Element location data
= = = =

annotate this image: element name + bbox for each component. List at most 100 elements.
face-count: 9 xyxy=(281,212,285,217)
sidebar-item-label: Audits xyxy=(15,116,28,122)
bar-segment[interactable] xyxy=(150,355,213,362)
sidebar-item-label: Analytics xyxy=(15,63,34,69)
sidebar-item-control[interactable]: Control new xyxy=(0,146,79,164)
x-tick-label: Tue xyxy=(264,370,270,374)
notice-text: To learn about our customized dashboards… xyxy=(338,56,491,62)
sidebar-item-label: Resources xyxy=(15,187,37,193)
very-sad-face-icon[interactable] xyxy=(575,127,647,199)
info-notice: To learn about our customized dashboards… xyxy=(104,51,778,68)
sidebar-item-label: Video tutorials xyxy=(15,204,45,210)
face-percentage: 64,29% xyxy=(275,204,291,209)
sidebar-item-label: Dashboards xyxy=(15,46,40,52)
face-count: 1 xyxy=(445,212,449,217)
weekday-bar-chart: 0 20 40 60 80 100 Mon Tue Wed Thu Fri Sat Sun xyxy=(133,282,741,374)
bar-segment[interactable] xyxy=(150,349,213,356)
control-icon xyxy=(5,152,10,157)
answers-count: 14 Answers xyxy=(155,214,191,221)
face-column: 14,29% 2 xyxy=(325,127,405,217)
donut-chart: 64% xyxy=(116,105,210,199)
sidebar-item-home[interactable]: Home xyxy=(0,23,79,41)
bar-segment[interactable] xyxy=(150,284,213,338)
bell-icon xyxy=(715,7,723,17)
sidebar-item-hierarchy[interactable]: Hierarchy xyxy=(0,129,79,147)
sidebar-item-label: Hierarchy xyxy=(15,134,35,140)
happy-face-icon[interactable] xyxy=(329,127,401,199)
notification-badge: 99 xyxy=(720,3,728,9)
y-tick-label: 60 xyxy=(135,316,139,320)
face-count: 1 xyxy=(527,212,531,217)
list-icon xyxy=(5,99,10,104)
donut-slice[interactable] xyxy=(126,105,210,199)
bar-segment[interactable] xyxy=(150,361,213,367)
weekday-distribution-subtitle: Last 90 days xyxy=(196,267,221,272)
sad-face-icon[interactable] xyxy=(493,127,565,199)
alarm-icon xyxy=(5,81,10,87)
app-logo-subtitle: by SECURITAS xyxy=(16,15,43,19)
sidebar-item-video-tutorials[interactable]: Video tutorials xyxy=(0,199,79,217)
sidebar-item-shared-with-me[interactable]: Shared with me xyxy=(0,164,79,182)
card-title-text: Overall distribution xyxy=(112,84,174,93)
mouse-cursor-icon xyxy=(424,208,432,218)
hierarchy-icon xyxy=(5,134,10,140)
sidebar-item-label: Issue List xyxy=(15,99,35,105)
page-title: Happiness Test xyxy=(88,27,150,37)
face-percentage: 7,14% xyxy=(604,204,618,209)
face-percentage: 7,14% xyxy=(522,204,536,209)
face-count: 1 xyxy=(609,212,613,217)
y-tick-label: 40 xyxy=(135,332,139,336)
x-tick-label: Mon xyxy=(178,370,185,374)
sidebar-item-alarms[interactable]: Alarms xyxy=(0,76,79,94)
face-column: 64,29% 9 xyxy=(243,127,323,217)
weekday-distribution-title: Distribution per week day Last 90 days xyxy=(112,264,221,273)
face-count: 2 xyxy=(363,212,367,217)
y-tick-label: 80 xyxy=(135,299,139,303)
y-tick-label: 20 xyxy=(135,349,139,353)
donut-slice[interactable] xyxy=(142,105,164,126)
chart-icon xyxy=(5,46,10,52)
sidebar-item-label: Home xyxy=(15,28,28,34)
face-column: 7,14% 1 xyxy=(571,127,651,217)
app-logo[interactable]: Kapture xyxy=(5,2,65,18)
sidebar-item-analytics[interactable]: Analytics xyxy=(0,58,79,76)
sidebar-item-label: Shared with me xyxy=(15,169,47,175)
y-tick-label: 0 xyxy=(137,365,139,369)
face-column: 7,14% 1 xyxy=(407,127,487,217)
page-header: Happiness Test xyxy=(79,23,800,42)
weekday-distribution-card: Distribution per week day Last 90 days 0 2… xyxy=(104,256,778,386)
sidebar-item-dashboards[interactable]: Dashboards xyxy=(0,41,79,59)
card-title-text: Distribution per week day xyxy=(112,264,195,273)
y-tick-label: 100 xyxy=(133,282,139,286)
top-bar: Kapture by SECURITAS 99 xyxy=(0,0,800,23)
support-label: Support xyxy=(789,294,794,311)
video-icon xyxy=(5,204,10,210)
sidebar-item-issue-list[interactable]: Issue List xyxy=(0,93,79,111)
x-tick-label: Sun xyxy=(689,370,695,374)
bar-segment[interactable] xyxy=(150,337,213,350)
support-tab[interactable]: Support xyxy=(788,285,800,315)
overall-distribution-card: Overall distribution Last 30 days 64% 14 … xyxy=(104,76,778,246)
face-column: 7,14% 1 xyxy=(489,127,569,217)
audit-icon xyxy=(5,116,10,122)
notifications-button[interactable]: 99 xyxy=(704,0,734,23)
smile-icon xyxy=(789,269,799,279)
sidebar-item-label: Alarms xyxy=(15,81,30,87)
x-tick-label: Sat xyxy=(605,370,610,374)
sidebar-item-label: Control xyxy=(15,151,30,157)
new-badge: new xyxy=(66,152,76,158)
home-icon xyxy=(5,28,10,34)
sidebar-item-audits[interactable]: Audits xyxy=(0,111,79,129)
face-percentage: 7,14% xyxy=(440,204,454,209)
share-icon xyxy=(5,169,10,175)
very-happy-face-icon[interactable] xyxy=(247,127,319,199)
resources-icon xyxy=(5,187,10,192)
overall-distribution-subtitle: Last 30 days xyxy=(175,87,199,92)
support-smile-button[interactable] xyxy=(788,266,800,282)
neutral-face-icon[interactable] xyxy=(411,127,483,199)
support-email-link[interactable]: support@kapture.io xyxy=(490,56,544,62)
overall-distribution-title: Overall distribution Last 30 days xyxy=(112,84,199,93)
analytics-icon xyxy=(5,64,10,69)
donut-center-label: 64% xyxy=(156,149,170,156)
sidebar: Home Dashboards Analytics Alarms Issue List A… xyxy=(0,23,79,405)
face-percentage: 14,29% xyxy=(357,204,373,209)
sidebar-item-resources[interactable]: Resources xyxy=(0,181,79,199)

= = = =

▶ _OBJECTIVE_:
Copy these lines again word for word, covering all the records.

▶ _RESPONSE TO THE TASK_:
annotate this image: element name + bbox for each component. List at most 100 elements.
face-count: 9 xyxy=(281,212,285,217)
sidebar-item-label: Audits xyxy=(15,116,28,122)
bar-segment[interactable] xyxy=(150,355,213,362)
sidebar-item-label: Analytics xyxy=(15,63,34,69)
sidebar-item-control[interactable]: Control new xyxy=(0,146,79,164)
x-tick-label: Tue xyxy=(264,370,270,374)
notice-text: To learn about our customized dashboards… xyxy=(338,56,491,62)
sidebar-item-label: Resources xyxy=(15,187,37,193)
very-sad-face-icon[interactable] xyxy=(575,127,647,199)
info-notice: To learn about our customized dashboards… xyxy=(104,51,778,68)
sidebar-item-label: Video tutorials xyxy=(15,204,45,210)
face-percentage: 64,29% xyxy=(275,204,291,209)
sidebar-item-label: Dashboards xyxy=(15,46,40,52)
face-count: 1 xyxy=(445,212,449,217)
weekday-bar-chart: 0 20 40 60 80 100 Mon Tue Wed Thu Fri Sat Sun xyxy=(133,282,741,374)
bar-segment[interactable] xyxy=(150,349,213,356)
control-icon xyxy=(5,152,10,157)
answers-count: 14 Answers xyxy=(155,214,191,221)
face-column: 14,29% 2 xyxy=(325,127,405,217)
donut-chart: 64% xyxy=(116,105,210,199)
sidebar-item-home[interactable]: Home xyxy=(0,23,79,41)
bar-segment[interactable] xyxy=(150,284,213,338)
bell-icon xyxy=(715,7,723,17)
sidebar-item-hierarchy[interactable]: Hierarchy xyxy=(0,129,79,147)
sidebar-item-label: Hierarchy xyxy=(15,134,35,140)
happy-face-icon[interactable] xyxy=(329,127,401,199)
notification-badge: 99 xyxy=(720,3,728,9)
y-tick-label: 60 xyxy=(135,316,139,320)
face-count: 1 xyxy=(527,212,531,217)
list-icon xyxy=(5,99,10,104)
donut-slice[interactable] xyxy=(126,105,210,199)
bar-segment[interactable] xyxy=(150,361,213,367)
weekday-distribution-subtitle: Last 90 days xyxy=(196,267,221,272)
sad-face-icon[interactable] xyxy=(493,127,565,199)
alarm-icon xyxy=(5,81,10,87)
app-logo-subtitle: by SECURITAS xyxy=(16,15,43,19)
sidebar-item-video-tutorials[interactable]: Video tutorials xyxy=(0,199,79,217)
sidebar-item-shared-with-me[interactable]: Shared with me xyxy=(0,164,79,182)
card-title-text: Overall distribution xyxy=(112,84,174,93)
mouse-cursor-icon xyxy=(424,208,432,218)
hierarchy-icon xyxy=(5,134,10,140)
sidebar-item-label: Issue List xyxy=(15,99,35,105)
page-title: Happiness Test xyxy=(88,27,150,37)
face-percentage: 7,14% xyxy=(604,204,618,209)
face-percentage: 7,14% xyxy=(522,204,536,209)
face-count: 1 xyxy=(609,212,613,217)
y-tick-label: 40 xyxy=(135,332,139,336)
x-tick-label: Mon xyxy=(178,370,185,374)
sidebar-item-alarms[interactable]: Alarms xyxy=(0,76,79,94)
face-column: 64,29% 9 xyxy=(243,127,323,217)
weekday-distribution-title: Distribution per week day Last 90 days xyxy=(112,264,221,273)
face-count: 2 xyxy=(363,212,367,217)
y-tick-label: 80 xyxy=(135,299,139,303)
y-tick-label: 20 xyxy=(135,349,139,353)
donut-slice[interactable] xyxy=(142,105,164,126)
chart-icon xyxy=(5,46,10,52)
sidebar-item-label: Home xyxy=(15,28,28,34)
face-column: 7,14% 1 xyxy=(571,127,651,217)
app-logo[interactable]: Kapture xyxy=(5,2,65,18)
sidebar-item-analytics[interactable]: Analytics xyxy=(0,58,79,76)
sidebar-item-label: Shared with me xyxy=(15,169,47,175)
y-tick-label: 0 xyxy=(137,365,139,369)
face-column: 7,14% 1 xyxy=(407,127,487,217)
page-header: Happiness Test xyxy=(79,23,800,42)
weekday-distribution-card: Distribution per week day Last 90 days 0 2… xyxy=(104,256,778,386)
sidebar-item-dashboards[interactable]: Dashboards xyxy=(0,41,79,59)
card-title-text: Distribution per week day xyxy=(112,264,195,273)
y-tick-label: 100 xyxy=(133,282,139,286)
top-bar: Kapture by SECURITAS 99 xyxy=(0,0,800,23)
support-label: Support xyxy=(789,294,794,311)
video-icon xyxy=(5,204,10,210)
sidebar-item-issue-list[interactable]: Issue List xyxy=(0,93,79,111)
x-tick-label: Sun xyxy=(689,370,695,374)
bar-segment[interactable] xyxy=(150,337,213,350)
support-tab[interactable]: Support xyxy=(788,285,800,315)
overall-distribution-card: Overall distribution Last 30 days 64% 14 … xyxy=(104,76,778,246)
face-column: 7,14% 1 xyxy=(489,127,569,217)
audit-icon xyxy=(5,116,10,122)
notifications-button[interactable]: 99 xyxy=(704,0,734,23)
smile-icon xyxy=(789,269,799,279)
sidebar-item-label: Alarms xyxy=(15,81,30,87)
x-tick-label: Sat xyxy=(605,370,610,374)
sidebar-item-label: Control xyxy=(15,151,30,157)
new-badge: new xyxy=(66,152,76,158)
home-icon xyxy=(5,28,10,34)
sidebar-item-audits[interactable]: Audits xyxy=(0,111,79,129)
face-percentage: 7,14% xyxy=(440,204,454,209)
share-icon xyxy=(5,169,10,175)
very-happy-face-icon[interactable] xyxy=(247,127,319,199)
resources-icon xyxy=(5,187,10,192)
overall-distribution-subtitle: Last 30 days xyxy=(175,87,199,92)
support-smile-button[interactable] xyxy=(788,266,800,282)
neutral-face-icon[interactable] xyxy=(411,127,483,199)
support-email-link[interactable]: support@kapture.io xyxy=(490,56,544,62)
overall-distribution-title: Overall distribution Last 30 days xyxy=(112,84,199,93)
analytics-icon xyxy=(5,64,10,69)
donut-center-label: 64% xyxy=(156,149,170,156)
sidebar: Home Dashboards Analytics Alarms Issue List A… xyxy=(0,23,79,405)
face-percentage: 14,29% xyxy=(357,204,373,209)
sidebar-item-resources[interactable]: Resources xyxy=(0,181,79,199)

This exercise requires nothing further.